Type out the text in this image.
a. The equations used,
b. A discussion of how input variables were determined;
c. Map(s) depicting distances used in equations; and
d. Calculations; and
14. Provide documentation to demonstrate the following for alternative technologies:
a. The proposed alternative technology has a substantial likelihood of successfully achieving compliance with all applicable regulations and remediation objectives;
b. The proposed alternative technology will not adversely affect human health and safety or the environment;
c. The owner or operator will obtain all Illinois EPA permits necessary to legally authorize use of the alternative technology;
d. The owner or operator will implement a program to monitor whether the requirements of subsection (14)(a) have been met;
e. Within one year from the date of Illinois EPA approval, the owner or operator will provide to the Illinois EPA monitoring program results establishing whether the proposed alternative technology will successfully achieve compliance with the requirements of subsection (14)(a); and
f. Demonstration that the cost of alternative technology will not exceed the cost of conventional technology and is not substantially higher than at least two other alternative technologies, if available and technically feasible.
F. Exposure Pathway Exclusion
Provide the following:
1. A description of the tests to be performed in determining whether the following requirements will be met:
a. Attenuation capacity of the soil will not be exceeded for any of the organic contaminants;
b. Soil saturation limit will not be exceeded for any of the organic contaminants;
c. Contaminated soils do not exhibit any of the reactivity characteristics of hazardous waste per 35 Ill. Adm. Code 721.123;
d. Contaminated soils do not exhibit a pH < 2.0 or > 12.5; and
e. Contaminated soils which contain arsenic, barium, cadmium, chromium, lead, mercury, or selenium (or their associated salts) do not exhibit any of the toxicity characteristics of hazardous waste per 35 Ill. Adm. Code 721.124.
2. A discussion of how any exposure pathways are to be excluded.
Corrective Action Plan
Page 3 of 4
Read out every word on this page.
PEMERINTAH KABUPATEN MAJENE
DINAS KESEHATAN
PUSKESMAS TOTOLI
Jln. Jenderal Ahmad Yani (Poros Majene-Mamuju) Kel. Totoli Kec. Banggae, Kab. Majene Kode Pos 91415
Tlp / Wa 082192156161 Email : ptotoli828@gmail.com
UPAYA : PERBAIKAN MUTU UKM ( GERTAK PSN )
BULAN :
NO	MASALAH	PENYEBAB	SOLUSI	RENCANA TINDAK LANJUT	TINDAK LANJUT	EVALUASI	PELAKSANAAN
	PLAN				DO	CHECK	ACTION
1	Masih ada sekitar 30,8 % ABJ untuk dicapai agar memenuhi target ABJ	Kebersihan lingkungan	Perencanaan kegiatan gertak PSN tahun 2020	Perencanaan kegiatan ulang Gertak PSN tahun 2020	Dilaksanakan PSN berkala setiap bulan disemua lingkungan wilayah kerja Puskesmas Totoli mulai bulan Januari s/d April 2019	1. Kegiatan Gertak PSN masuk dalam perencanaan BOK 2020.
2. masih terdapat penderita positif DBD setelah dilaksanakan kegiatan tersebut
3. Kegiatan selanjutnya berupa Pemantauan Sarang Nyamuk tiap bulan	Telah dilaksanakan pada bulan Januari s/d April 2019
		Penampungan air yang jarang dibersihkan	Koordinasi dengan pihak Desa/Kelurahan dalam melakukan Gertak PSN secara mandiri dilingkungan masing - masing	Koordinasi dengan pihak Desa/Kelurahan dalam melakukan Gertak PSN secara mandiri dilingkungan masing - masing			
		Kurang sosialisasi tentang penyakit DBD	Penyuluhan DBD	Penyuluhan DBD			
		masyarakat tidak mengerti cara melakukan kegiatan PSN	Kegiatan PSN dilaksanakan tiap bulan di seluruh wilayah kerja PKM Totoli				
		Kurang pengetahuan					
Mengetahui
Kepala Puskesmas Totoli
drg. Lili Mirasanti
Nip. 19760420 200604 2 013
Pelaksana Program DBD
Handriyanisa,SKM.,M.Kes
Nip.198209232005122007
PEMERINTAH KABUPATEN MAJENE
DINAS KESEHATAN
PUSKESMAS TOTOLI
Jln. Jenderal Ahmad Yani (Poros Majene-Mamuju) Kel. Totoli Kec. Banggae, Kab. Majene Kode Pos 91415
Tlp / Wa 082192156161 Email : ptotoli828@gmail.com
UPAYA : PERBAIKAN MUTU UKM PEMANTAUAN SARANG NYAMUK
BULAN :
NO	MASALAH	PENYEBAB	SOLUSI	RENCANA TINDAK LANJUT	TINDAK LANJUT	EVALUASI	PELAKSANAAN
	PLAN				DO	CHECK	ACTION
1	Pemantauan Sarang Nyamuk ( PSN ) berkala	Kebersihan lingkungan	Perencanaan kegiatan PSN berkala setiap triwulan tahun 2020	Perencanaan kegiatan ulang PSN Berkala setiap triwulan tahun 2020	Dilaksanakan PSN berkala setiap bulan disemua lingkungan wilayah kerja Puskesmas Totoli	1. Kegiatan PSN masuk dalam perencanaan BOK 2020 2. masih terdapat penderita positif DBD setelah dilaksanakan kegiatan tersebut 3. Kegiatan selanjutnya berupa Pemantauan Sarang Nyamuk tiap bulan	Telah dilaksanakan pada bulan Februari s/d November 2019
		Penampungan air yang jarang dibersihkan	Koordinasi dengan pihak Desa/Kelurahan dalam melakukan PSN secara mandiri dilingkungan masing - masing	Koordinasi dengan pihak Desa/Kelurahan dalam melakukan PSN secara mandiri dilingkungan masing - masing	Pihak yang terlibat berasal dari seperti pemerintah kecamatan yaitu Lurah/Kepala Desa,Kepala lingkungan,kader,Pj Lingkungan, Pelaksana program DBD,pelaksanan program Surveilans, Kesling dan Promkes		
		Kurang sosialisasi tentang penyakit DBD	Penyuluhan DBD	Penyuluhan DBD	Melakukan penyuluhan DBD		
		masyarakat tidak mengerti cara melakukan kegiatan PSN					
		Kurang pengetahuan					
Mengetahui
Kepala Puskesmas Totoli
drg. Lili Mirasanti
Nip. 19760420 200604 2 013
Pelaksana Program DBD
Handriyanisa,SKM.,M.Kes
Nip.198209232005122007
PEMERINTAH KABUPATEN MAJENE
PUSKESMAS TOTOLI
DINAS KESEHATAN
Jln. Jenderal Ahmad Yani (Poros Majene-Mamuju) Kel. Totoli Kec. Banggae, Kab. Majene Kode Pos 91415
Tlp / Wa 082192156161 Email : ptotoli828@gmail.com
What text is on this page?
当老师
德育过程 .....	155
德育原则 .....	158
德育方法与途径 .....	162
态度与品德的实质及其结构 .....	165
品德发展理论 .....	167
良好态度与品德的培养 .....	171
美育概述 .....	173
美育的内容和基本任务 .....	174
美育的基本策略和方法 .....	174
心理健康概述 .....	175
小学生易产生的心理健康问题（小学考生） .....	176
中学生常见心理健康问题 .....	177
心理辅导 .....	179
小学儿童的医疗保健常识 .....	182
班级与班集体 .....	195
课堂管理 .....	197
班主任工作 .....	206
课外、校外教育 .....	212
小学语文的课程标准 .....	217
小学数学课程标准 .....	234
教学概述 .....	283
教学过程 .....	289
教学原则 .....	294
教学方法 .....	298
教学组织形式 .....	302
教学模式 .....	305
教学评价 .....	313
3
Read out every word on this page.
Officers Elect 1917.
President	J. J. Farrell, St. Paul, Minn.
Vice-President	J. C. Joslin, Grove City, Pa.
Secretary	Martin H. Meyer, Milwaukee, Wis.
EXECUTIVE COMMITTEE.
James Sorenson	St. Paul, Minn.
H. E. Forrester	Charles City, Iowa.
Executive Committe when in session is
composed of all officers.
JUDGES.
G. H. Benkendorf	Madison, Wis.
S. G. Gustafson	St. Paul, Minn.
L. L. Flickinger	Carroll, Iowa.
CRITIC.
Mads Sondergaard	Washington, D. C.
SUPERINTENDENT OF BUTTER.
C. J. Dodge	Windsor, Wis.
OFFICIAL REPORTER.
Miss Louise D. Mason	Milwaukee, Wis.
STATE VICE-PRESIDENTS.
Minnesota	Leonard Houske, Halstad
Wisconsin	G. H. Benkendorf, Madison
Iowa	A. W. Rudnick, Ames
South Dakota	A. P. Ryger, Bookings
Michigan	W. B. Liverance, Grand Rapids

▬▬▬

Exercise description
Give the count of lines containing "Januari", with no added text.

Response to this task
2